◆ GIVEN DATA ◆
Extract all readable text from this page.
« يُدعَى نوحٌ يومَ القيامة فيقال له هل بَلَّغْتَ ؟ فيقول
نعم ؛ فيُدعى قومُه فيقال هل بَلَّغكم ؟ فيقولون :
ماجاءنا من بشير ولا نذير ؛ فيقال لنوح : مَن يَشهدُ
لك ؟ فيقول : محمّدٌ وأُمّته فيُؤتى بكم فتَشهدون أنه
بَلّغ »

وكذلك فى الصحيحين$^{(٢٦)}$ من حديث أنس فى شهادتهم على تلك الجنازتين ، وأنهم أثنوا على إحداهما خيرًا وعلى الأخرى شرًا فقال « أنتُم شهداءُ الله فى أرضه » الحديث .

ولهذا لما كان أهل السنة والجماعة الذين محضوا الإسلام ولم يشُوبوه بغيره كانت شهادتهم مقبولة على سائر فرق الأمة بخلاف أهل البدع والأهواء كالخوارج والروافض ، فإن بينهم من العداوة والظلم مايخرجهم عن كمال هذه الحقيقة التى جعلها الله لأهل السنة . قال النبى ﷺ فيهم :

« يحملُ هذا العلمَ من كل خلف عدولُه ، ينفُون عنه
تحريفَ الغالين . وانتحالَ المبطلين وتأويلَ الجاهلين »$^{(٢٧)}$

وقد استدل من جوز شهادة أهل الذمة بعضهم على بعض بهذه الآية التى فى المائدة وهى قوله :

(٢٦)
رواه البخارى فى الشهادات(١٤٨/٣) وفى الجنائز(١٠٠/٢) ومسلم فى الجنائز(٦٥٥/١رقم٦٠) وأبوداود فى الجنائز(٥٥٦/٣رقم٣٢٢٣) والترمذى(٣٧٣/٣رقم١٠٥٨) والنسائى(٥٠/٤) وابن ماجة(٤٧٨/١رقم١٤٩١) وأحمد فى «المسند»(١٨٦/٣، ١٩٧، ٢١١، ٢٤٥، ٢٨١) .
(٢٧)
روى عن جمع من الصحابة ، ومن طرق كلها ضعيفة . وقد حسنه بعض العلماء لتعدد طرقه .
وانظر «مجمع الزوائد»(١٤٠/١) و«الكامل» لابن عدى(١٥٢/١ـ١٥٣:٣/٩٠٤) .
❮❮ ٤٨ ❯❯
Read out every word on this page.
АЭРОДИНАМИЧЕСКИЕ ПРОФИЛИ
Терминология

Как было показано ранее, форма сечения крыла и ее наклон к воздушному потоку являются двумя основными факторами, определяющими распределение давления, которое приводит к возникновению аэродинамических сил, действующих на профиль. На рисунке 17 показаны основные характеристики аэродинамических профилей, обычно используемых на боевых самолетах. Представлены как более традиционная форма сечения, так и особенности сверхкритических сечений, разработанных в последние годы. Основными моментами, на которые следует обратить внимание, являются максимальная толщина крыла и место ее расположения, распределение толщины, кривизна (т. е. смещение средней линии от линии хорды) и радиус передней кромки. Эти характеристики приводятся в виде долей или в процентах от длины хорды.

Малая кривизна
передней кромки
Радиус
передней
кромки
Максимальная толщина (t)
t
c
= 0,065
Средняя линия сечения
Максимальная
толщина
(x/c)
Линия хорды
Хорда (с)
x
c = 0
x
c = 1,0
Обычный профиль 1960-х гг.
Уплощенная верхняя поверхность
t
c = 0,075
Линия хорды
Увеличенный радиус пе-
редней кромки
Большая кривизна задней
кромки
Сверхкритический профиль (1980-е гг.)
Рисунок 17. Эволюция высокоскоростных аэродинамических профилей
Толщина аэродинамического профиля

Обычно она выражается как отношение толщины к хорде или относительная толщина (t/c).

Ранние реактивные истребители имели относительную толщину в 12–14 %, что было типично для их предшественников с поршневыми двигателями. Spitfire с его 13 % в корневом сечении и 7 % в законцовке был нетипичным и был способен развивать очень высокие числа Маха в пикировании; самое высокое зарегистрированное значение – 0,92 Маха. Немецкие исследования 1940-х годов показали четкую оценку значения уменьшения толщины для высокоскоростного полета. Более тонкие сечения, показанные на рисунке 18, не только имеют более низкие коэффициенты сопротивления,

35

◆ DIRECTIVE ◆
Using the listing above, show each line holding the string "профиль".

◆ ANSWER FOR THIS EXERCISE ◆
Как было показано ранее, форма сечения крыла и ее наклон к воздушному потоку являются двумя основными факторами, определяющими распределение давления, которое приводит к возникновению аэродинамических сил, действующих на профиль. На рисунке 17 показаны основные характеристики аэродинамических профилей, обычно используемых на боевых самолетах. Представлены как более традиционная форма сечения, так и особенности сверхкритических сечений, разработанных в последние годы. Основными моментами, на которые следует обратить внимание, являются максимальная толщина крыла и место ее расположения, распределение толщины, кривизна (т. е. смещение средней линии от линии хорды) и радиус передней кромки. Эти характеристики приводятся в виде долей или в процентах от длины хорды.
Обычный профиль 1960-х гг.
Сверхкритический профиль (1980-е гг.)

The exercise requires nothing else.